Dataset listings of figures:
-- start --
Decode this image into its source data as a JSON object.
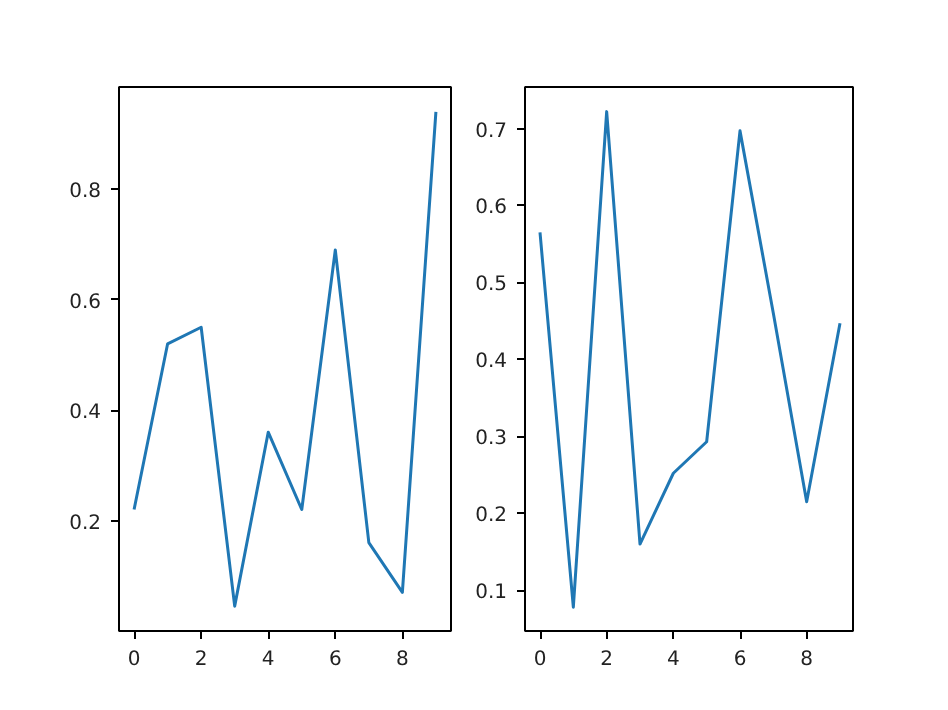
{
  "chart_data": [
    {
      "type": "line",
      "x": [
        0,
        1,
        2,
        3,
        4,
        5,
        6,
        7,
        8,
        9
      ],
      "series": [
        {
          "color": "#1f77b4",
          "values": [
            0.22,
            0.52,
            0.55,
            0.045,
            0.36,
            0.22,
            0.69,
            0.16,
            0.07,
            0.94
          ]
        }
      ],
      "xlim": [
        -0.45,
        9.45
      ],
      "ylim": [
        0.0,
        0.985
      ],
      "xticks": [
        0,
        2,
        4,
        6,
        8
      ],
      "yticks": [
        0.2,
        0.4,
        0.6,
        0.8
      ],
      "grid": false
    },
    {
      "type": "line",
      "x": [
        0,
        1,
        2,
        3,
        4,
        5,
        6,
        7,
        8,
        9
      ],
      "series": [
        {
          "color": "#1f77b4",
          "values": [
            0.565,
            0.078,
            0.722,
            0.16,
            0.252,
            0.293,
            0.697,
            0.46,
            0.215,
            0.447
          ]
        }
      ],
      "xlim": [
        -0.45,
        9.45
      ],
      "ylim": [
        0.047,
        0.754
      ],
      "xticks": [
        0,
        2,
        4,
        6,
        8
      ],
      "yticks": [
        0.1,
        0.2,
        0.3,
        0.4,
        0.5,
        0.6,
        0.7
      ],
      "grid": false
    }
  ]
}
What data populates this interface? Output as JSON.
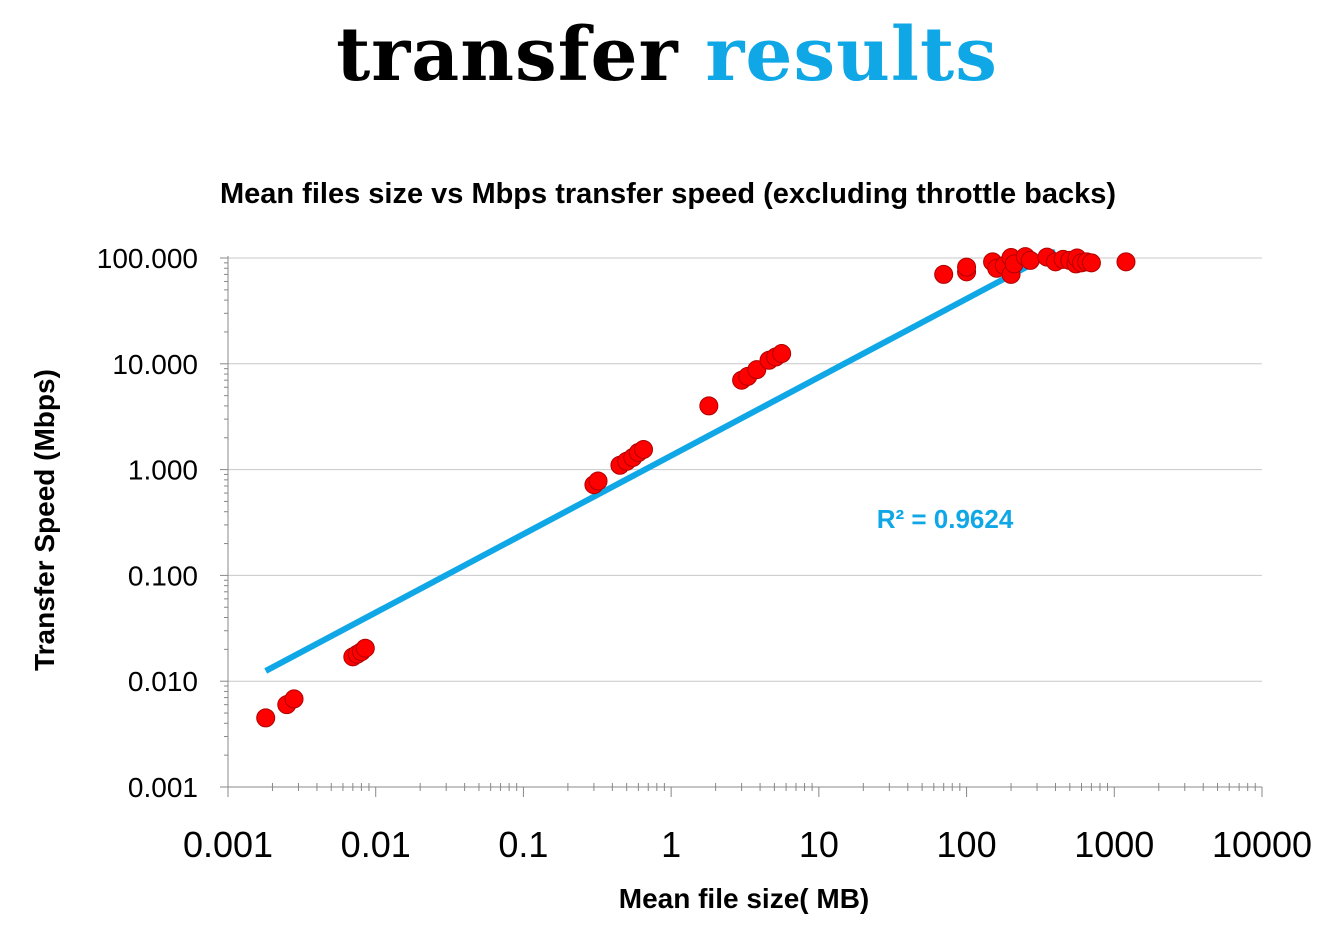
{
  "page_title": {
    "word1": "transfer",
    "word2": "results"
  },
  "colors": {
    "title_dark": "#000000",
    "title_accent": "#0fa7e6",
    "points": "#ff0000",
    "point_outline": "#b00000",
    "trendline": "#0fa7e6",
    "grid": "#c8c8c8"
  },
  "chart_data": {
    "type": "scatter",
    "title": "Mean files size vs Mbps transfer speed  (excluding throttle backs)",
    "xlabel": "Mean file size( MB)",
    "ylabel": "Transfer Speed (Mbps)",
    "x_scale": "log",
    "y_scale": "log",
    "xlim": [
      0.001,
      10000
    ],
    "ylim": [
      0.001,
      100
    ],
    "x_ticks": [
      "0.001",
      "0.01",
      "0.1",
      "1",
      "10",
      "100",
      "1000",
      "10000"
    ],
    "y_ticks": [
      "0.001",
      "0.010",
      "0.100",
      "1.000",
      "10.000",
      "100.000"
    ],
    "grid": "horizontal major",
    "legend": "none",
    "series": [
      {
        "points": [
          [
            0.0018,
            0.0045
          ],
          [
            0.0025,
            0.006
          ],
          [
            0.0028,
            0.0068
          ],
          [
            0.007,
            0.017
          ],
          [
            0.0075,
            0.018
          ],
          [
            0.008,
            0.019
          ],
          [
            0.0085,
            0.0205
          ],
          [
            0.3,
            0.72
          ],
          [
            0.32,
            0.78
          ],
          [
            0.45,
            1.1
          ],
          [
            0.5,
            1.2
          ],
          [
            0.55,
            1.3
          ],
          [
            0.6,
            1.45
          ],
          [
            0.65,
            1.55
          ],
          [
            1.8,
            4.0
          ],
          [
            3.0,
            7.0
          ],
          [
            3.3,
            7.6
          ],
          [
            3.8,
            8.8
          ],
          [
            4.6,
            10.8
          ],
          [
            5.1,
            11.6
          ],
          [
            5.6,
            12.5
          ],
          [
            70,
            70
          ],
          [
            100,
            74
          ],
          [
            100,
            82
          ],
          [
            150,
            92
          ],
          [
            160,
            80
          ],
          [
            180,
            85
          ],
          [
            200,
            70
          ],
          [
            200,
            101
          ],
          [
            210,
            88
          ],
          [
            250,
            103
          ],
          [
            270,
            95
          ],
          [
            350,
            102
          ],
          [
            400,
            92
          ],
          [
            450,
            97
          ],
          [
            500,
            95
          ],
          [
            550,
            88
          ],
          [
            560,
            100
          ],
          [
            600,
            90
          ],
          [
            650,
            92
          ],
          [
            700,
            90
          ],
          [
            1200,
            92
          ]
        ]
      }
    ],
    "trendline": {
      "x": [
        0.0018,
        400
      ],
      "y": [
        0.0125,
        115
      ]
    },
    "annotation": "R² = 0.9624"
  }
}
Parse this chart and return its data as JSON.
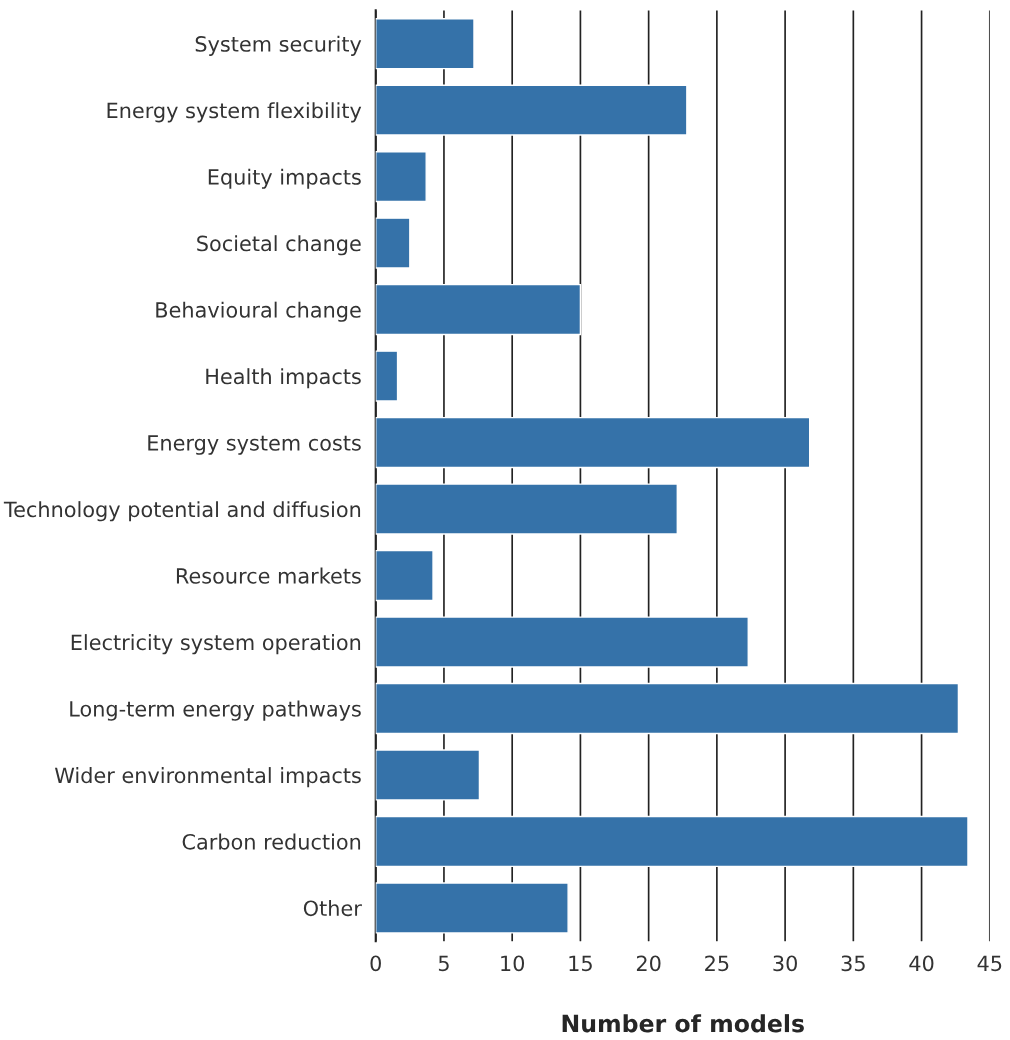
{
  "chart_data": {
    "type": "bar",
    "orientation": "horizontal",
    "xlabel": "Number of models",
    "categories": [
      "System security",
      "Energy system flexibility",
      "Equity impacts",
      "Societal change",
      "Behavioural change",
      "Health impacts",
      "Energy system costs",
      "Technology potential and diffusion",
      "Resource markets",
      "Electricity system operation",
      "Long-term energy pathways",
      "Wider environmental impacts",
      "Carbon reduction",
      "Other"
    ],
    "values": [
      7.2,
      22.8,
      3.7,
      2.5,
      15.0,
      1.6,
      31.8,
      22.1,
      4.2,
      27.3,
      42.7,
      7.6,
      43.4,
      14.1
    ],
    "color": "#3572a9",
    "xlim": [
      0,
      45
    ],
    "xticks": [
      0,
      5,
      10,
      15,
      20,
      25,
      30,
      35,
      40,
      45
    ],
    "grid": "x"
  }
}
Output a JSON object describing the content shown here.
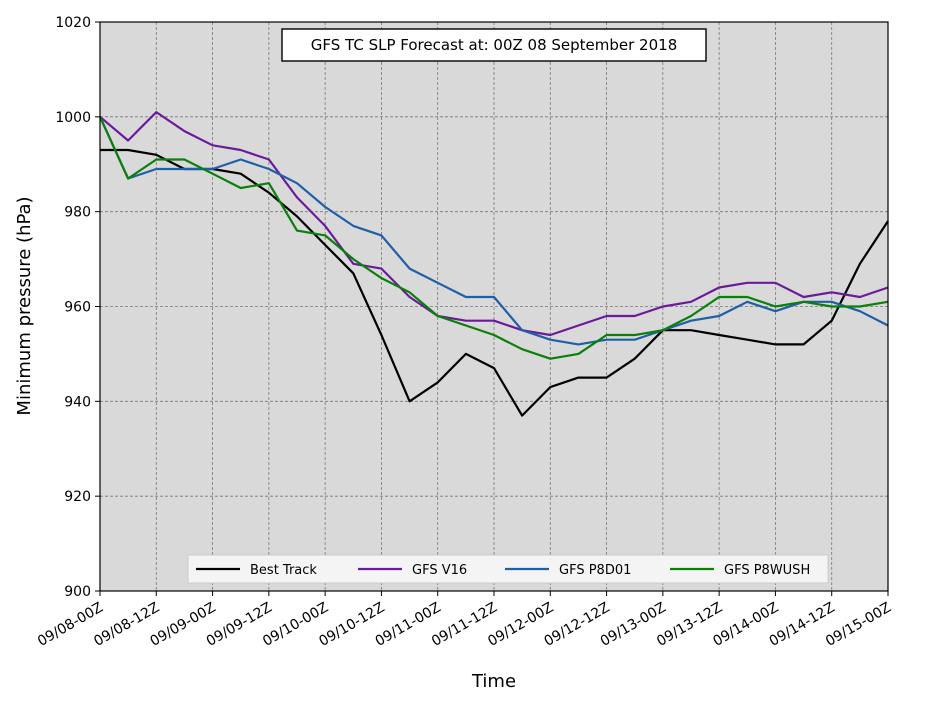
{
  "chart_data": {
    "type": "line",
    "title": "GFS TC SLP Forecast at: 00Z 08 September 2018",
    "xlabel": "Time",
    "ylabel": "Minimum pressure (hPa)",
    "ylim": [
      900,
      1020
    ],
    "yticks": [
      "900",
      "920",
      "940",
      "960",
      "980",
      "1000",
      "1020"
    ],
    "x_tick_labels": [
      "09/08-00Z",
      "09/08-12Z",
      "09/09-00Z",
      "09/09-12Z",
      "09/10-00Z",
      "09/10-12Z",
      "09/11-00Z",
      "09/11-12Z",
      "09/12-00Z",
      "09/12-12Z",
      "09/13-00Z",
      "09/13-12Z",
      "09/14-00Z",
      "09/14-12Z",
      "09/15-00Z"
    ],
    "x_hours": [
      0,
      6,
      12,
      18,
      24,
      30,
      36,
      42,
      48,
      54,
      60,
      66,
      72,
      78,
      84,
      90,
      96,
      102,
      108,
      114,
      120,
      126,
      132,
      138,
      144,
      150,
      156,
      162,
      168
    ],
    "xlim_hours": [
      0,
      168
    ],
    "grid": true,
    "legend_position": "bottom-center",
    "background": "#d9d9d9",
    "series": [
      {
        "name": "Best Track",
        "color": "#000000",
        "values": [
          993,
          993,
          992,
          989,
          989,
          988,
          984,
          979,
          973,
          967,
          954,
          940,
          944,
          950,
          947,
          937,
          943,
          945,
          945,
          949,
          955,
          955,
          954,
          953,
          952,
          952,
          957,
          969,
          978
        ]
      },
      {
        "name": "GFS V16",
        "color": "#6a1b9a",
        "values": [
          1000,
          995,
          1001,
          997,
          994,
          993,
          991,
          983,
          977,
          969,
          968,
          962,
          958,
          957,
          957,
          955,
          954,
          956,
          958,
          958,
          960,
          961,
          964,
          965,
          965,
          962,
          963,
          962,
          964
        ]
      },
      {
        "name": "GFS P8D01",
        "color": "#1f5fa6",
        "values": [
          1000,
          987,
          989,
          989,
          989,
          991,
          989,
          986,
          981,
          977,
          975,
          968,
          965,
          962,
          962,
          955,
          953,
          952,
          953,
          953,
          955,
          957,
          958,
          961,
          959,
          961,
          961,
          959,
          956
        ]
      },
      {
        "name": "GFS P8WUSH",
        "color": "#0a7f0a",
        "values": [
          1000,
          987,
          991,
          991,
          988,
          985,
          986,
          976,
          975,
          970,
          966,
          963,
          958,
          956,
          954,
          951,
          949,
          950,
          954,
          954,
          955,
          958,
          962,
          962,
          960,
          961,
          960,
          960,
          961
        ]
      }
    ]
  }
}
-- end --
Omit the pictures, then quote the rest of the material above exactly.

● RESULT
Decode this image into its source data as a JSON object.
{
  "chart_data": [
    {
      "type": "line",
      "x": [
        0,
        1,
        2,
        3,
        4,
        5,
        6,
        7,
        8,
        9
      ],
      "series": [
        {
          "color": "#1f77b4",
          "values": [
            0.22,
            0.52,
            0.55,
            0.045,
            0.36,
            0.22,
            0.69,
            0.16,
            0.07,
            0.94
          ]
        }
      ],
      "xlim": [
        -0.45,
        9.45
      ],
      "ylim": [
        0.0,
        0.985
      ],
      "xticks": [
        0,
        2,
        4,
        6,
        8
      ],
      "yticks": [
        0.2,
        0.4,
        0.6,
        0.8
      ],
      "grid": false
    },
    {
      "type": "line",
      "x": [
        0,
        1,
        2,
        3,
        4,
        5,
        6,
        7,
        8,
        9
      ],
      "series": [
        {
          "color": "#1f77b4",
          "values": [
            0.565,
            0.078,
            0.722,
            0.16,
            0.252,
            0.293,
            0.697,
            0.46,
            0.215,
            0.447
          ]
        }
      ],
      "xlim": [
        -0.45,
        9.45
      ],
      "ylim": [
        0.047,
        0.754
      ],
      "xticks": [
        0,
        2,
        4,
        6,
        8
      ],
      "yticks": [
        0.1,
        0.2,
        0.3,
        0.4,
        0.5,
        0.6,
        0.7
      ],
      "grid": false
    }
  ]
}
What data populates this interface? Output as JSON.
{
  "page_title": {
    "word1": "transfer",
    "word2": "results"
  },
  "colors": {
    "title_dark": "#000000",
    "title_accent": "#0fa7e6",
    "points": "#ff0000",
    "point_outline": "#b00000",
    "trendline": "#0fa7e6",
    "grid": "#c8c8c8"
  },
  "chart_data": {
    "type": "scatter",
    "title": "Mean files size vs Mbps transfer speed  (excluding throttle backs)",
    "xlabel": "Mean file size( MB)",
    "ylabel": "Transfer Speed (Mbps)",
    "x_scale": "log",
    "y_scale": "log",
    "xlim": [
      0.001,
      10000
    ],
    "ylim": [
      0.001,
      100
    ],
    "x_ticks": [
      "0.001",
      "0.01",
      "0.1",
      "1",
      "10",
      "100",
      "1000",
      "10000"
    ],
    "y_ticks": [
      "0.001",
      "0.010",
      "0.100",
      "1.000",
      "10.000",
      "100.000"
    ],
    "grid": "horizontal major",
    "legend": "none",
    "series": [
      {
        "points": [
          [
            0.0018,
            0.0045
          ],
          [
            0.0025,
            0.006
          ],
          [
            0.0028,
            0.0068
          ],
          [
            0.007,
            0.017
          ],
          [
            0.0075,
            0.018
          ],
          [
            0.008,
            0.019
          ],
          [
            0.0085,
            0.0205
          ],
          [
            0.3,
            0.72
          ],
          [
            0.32,
            0.78
          ],
          [
            0.45,
            1.1
          ],
          [
            0.5,
            1.2
          ],
          [
            0.55,
            1.3
          ],
          [
            0.6,
            1.45
          ],
          [
            0.65,
            1.55
          ],
          [
            1.8,
            4.0
          ],
          [
            3.0,
            7.0
          ],
          [
            3.3,
            7.6
          ],
          [
            3.8,
            8.8
          ],
          [
            4.6,
            10.8
          ],
          [
            5.1,
            11.6
          ],
          [
            5.6,
            12.5
          ],
          [
            70,
            70
          ],
          [
            100,
            74
          ],
          [
            100,
            82
          ],
          [
            150,
            92
          ],
          [
            160,
            80
          ],
          [
            180,
            85
          ],
          [
            200,
            70
          ],
          [
            200,
            101
          ],
          [
            210,
            88
          ],
          [
            250,
            103
          ],
          [
            270,
            95
          ],
          [
            350,
            102
          ],
          [
            400,
            92
          ],
          [
            450,
            97
          ],
          [
            500,
            95
          ],
          [
            550,
            88
          ],
          [
            560,
            100
          ],
          [
            600,
            90
          ],
          [
            650,
            92
          ],
          [
            700,
            90
          ],
          [
            1200,
            92
          ]
        ]
      }
    ],
    "trendline": {
      "x": [
        0.0018,
        400
      ],
      "y": [
        0.0125,
        115
      ]
    },
    "annotation": "R² = 0.9624"
  }
}
Parse this chart and return its data as JSON.
{
  "chart_data": {
    "type": "bar",
    "orientation": "horizontal",
    "xlabel": "Number of models",
    "categories": [
      "System security",
      "Energy system flexibility",
      "Equity impacts",
      "Societal change",
      "Behavioural change",
      "Health impacts",
      "Energy system costs",
      "Technology potential and diffusion",
      "Resource markets",
      "Electricity system operation",
      "Long-term energy pathways",
      "Wider environmental impacts",
      "Carbon reduction",
      "Other"
    ],
    "values": [
      7.2,
      22.8,
      3.7,
      2.5,
      15.0,
      1.6,
      31.8,
      22.1,
      4.2,
      27.3,
      42.7,
      7.6,
      43.4,
      14.1
    ],
    "color": "#3572a9",
    "xlim": [
      0,
      45
    ],
    "xticks": [
      0,
      5,
      10,
      15,
      20,
      25,
      30,
      35,
      40,
      45
    ],
    "grid": "x"
  }
}
Output a JSON object describing the content shown here.
{
  "chart_data": {
    "type": "line",
    "title": "GFS TC SLP Forecast at: 00Z 08 September 2018",
    "xlabel": "Time",
    "ylabel": "Minimum pressure (hPa)",
    "ylim": [
      900,
      1020
    ],
    "yticks": [
      "900",
      "920",
      "940",
      "960",
      "980",
      "1000",
      "1020"
    ],
    "x_tick_labels": [
      "09/08-00Z",
      "09/08-12Z",
      "09/09-00Z",
      "09/09-12Z",
      "09/10-00Z",
      "09/10-12Z",
      "09/11-00Z",
      "09/11-12Z",
      "09/12-00Z",
      "09/12-12Z",
      "09/13-00Z",
      "09/13-12Z",
      "09/14-00Z",
      "09/14-12Z",
      "09/15-00Z"
    ],
    "x_hours": [
      0,
      6,
      12,
      18,
      24,
      30,
      36,
      42,
      48,
      54,
      60,
      66,
      72,
      78,
      84,
      90,
      96,
      102,
      108,
      114,
      120,
      126,
      132,
      138,
      144,
      150,
      156,
      162,
      168
    ],
    "xlim_hours": [
      0,
      168
    ],
    "grid": true,
    "legend_position": "bottom-center",
    "background": "#d9d9d9",
    "series": [
      {
        "name": "Best Track",
        "color": "#000000",
        "values": [
          993,
          993,
          992,
          989,
          989,
          988,
          984,
          979,
          973,
          967,
          954,
          940,
          944,
          950,
          947,
          937,
          943,
          945,
          945,
          949,
          955,
          955,
          954,
          953,
          952,
          952,
          957,
          969,
          978
        ]
      },
      {
        "name": "GFS V16",
        "color": "#6a1b9a",
        "values": [
          1000,
          995,
          1001,
          997,
          994,
          993,
          991,
          983,
          977,
          969,
          968,
          962,
          958,
          957,
          957,
          955,
          954,
          956,
          958,
          958,
          960,
          961,
          964,
          965,
          965,
          962,
          963,
          962,
          964
        ]
      },
      {
        "name": "GFS P8D01",
        "color": "#1f5fa6",
        "values": [
          1000,
          987,
          989,
          989,
          989,
          991,
          989,
          986,
          981,
          977,
          975,
          968,
          965,
          962,
          962,
          955,
          953,
          952,
          953,
          953,
          955,
          957,
          958,
          961,
          959,
          961,
          961,
          959,
          956
        ]
      },
      {
        "name": "GFS P8WUSH",
        "color": "#0a7f0a",
        "values": [
          1000,
          987,
          991,
          991,
          988,
          985,
          986,
          976,
          975,
          970,
          966,
          963,
          958,
          956,
          954,
          951,
          949,
          950,
          954,
          954,
          955,
          958,
          962,
          962,
          960,
          961,
          960,
          960,
          961
        ]
      }
    ]
  }
}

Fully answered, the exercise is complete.